# ENTRIES:
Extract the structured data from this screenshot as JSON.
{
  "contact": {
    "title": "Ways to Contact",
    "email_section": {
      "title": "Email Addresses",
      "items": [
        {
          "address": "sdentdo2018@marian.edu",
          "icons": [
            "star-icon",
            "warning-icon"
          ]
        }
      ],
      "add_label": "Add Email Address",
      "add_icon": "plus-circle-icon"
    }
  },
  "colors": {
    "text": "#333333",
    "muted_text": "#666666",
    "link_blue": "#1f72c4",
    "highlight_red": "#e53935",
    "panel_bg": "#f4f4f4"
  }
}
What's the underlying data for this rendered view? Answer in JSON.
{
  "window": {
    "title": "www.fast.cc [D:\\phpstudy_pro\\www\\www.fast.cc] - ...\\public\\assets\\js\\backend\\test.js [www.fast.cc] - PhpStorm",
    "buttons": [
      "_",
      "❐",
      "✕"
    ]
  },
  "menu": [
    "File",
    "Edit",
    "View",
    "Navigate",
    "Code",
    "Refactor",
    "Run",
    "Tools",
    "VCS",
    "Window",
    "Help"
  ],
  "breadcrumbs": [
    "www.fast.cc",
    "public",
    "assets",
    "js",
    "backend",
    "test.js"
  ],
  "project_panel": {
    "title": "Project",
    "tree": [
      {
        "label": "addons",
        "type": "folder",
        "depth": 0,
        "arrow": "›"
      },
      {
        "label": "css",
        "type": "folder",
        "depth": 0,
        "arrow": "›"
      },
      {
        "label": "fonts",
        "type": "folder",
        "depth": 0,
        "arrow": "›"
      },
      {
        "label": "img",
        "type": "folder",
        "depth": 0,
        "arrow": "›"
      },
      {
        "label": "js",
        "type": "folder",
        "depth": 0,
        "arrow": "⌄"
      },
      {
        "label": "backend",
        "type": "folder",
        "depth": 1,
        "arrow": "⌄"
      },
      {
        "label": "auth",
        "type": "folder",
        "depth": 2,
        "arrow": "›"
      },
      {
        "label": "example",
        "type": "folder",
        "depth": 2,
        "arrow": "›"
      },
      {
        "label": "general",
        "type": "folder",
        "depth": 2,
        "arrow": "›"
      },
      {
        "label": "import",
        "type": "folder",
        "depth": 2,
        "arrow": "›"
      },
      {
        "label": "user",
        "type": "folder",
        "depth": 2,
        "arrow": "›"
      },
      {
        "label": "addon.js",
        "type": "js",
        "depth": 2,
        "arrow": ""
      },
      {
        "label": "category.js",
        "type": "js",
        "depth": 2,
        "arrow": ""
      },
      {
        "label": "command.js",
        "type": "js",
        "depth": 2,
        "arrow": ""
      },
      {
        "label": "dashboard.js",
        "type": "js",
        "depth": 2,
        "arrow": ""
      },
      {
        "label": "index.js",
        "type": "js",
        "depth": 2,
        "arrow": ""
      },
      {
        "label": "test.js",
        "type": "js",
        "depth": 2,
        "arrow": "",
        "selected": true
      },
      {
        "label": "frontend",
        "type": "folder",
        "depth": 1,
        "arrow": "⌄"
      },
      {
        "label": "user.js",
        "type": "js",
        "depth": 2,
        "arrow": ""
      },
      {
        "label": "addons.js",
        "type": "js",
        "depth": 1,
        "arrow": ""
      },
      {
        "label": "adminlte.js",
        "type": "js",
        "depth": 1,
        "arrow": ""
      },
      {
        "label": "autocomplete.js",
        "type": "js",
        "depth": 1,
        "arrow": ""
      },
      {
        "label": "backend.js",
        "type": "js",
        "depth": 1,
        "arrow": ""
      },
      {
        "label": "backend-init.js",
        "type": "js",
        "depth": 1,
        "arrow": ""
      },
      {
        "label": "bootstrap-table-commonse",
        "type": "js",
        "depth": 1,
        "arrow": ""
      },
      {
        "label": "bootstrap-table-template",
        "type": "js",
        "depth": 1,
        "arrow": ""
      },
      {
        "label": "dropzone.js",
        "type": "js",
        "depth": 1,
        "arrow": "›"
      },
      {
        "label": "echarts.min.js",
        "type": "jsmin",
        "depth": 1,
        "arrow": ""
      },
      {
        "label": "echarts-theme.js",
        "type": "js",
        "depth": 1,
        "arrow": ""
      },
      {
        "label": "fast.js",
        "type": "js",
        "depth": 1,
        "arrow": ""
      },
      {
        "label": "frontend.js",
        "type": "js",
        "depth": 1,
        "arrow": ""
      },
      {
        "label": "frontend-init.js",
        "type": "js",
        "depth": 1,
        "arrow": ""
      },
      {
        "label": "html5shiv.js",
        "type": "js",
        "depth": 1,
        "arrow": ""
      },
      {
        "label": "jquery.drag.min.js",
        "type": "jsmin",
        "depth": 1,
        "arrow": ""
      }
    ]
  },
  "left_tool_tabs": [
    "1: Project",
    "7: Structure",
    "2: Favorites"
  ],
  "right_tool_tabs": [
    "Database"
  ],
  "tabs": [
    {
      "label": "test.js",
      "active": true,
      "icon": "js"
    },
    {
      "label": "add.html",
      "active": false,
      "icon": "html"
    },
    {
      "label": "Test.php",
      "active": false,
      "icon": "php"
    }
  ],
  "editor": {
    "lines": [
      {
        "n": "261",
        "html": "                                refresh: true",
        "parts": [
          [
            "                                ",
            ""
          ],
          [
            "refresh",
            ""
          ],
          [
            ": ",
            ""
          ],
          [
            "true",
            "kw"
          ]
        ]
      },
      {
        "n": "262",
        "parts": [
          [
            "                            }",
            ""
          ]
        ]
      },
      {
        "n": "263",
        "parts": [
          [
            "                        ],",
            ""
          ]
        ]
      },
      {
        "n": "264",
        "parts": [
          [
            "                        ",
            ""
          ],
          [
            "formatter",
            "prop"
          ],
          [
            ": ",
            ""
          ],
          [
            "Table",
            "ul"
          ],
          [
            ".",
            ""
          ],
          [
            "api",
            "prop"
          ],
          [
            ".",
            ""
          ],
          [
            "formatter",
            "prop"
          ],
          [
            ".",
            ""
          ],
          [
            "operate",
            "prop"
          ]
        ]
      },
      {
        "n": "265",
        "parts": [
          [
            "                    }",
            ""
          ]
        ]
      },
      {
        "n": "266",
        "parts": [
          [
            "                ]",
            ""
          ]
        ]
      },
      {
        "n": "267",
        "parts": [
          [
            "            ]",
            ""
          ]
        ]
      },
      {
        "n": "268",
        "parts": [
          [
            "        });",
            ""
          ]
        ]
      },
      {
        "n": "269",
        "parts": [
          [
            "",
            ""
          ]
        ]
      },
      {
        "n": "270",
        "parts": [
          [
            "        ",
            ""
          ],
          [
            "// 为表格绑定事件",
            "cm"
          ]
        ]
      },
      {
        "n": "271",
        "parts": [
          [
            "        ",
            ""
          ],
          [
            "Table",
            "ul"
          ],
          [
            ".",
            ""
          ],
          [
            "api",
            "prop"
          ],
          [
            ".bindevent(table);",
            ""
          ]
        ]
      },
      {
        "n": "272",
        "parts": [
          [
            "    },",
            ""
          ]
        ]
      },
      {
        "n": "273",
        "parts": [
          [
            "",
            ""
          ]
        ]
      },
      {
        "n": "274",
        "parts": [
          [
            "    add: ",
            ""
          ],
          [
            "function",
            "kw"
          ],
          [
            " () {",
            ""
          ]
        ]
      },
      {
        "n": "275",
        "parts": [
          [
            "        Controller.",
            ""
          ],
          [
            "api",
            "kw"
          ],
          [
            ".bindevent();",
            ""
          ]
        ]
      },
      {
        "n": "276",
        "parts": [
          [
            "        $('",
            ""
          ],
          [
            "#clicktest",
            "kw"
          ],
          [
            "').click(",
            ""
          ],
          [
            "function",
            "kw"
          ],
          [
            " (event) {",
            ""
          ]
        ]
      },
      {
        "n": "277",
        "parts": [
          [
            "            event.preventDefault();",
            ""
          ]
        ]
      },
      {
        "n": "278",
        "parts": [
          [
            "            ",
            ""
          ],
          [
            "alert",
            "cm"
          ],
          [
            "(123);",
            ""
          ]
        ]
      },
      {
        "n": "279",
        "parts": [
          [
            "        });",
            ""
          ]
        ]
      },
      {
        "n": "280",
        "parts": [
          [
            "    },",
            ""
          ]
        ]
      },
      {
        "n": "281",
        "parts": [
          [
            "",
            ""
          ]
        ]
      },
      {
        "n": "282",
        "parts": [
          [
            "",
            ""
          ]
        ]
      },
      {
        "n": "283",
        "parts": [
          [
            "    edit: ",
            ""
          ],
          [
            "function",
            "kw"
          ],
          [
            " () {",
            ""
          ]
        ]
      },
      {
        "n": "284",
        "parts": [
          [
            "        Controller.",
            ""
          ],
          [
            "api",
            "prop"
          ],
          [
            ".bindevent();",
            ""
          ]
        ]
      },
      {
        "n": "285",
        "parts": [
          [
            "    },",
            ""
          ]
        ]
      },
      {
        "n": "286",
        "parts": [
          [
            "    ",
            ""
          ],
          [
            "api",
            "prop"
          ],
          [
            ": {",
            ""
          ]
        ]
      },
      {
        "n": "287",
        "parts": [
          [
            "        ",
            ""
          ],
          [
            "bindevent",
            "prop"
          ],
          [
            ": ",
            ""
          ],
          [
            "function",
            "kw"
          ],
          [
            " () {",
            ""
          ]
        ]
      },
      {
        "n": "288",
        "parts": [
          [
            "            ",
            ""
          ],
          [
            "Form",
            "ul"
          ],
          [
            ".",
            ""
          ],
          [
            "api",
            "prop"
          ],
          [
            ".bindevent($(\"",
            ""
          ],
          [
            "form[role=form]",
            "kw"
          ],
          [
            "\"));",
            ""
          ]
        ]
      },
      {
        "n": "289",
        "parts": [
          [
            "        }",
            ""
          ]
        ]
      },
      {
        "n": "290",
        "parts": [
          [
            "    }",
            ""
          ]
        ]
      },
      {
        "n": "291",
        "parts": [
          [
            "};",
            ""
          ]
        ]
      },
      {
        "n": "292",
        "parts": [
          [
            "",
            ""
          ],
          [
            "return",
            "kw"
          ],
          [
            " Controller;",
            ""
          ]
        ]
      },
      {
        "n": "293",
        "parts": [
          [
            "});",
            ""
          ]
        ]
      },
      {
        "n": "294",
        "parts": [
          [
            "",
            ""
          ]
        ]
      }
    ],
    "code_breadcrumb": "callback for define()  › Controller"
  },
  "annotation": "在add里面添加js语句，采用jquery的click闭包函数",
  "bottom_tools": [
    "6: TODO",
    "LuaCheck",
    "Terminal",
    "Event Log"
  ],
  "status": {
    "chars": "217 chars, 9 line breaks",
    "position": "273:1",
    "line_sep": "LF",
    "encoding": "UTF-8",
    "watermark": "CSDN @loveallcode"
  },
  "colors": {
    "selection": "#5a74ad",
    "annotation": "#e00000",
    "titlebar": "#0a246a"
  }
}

# WORK INSTRUCTIONS:
Only the number is wanted: how many lines of these entries contain the string "init"?

# REPLY:
2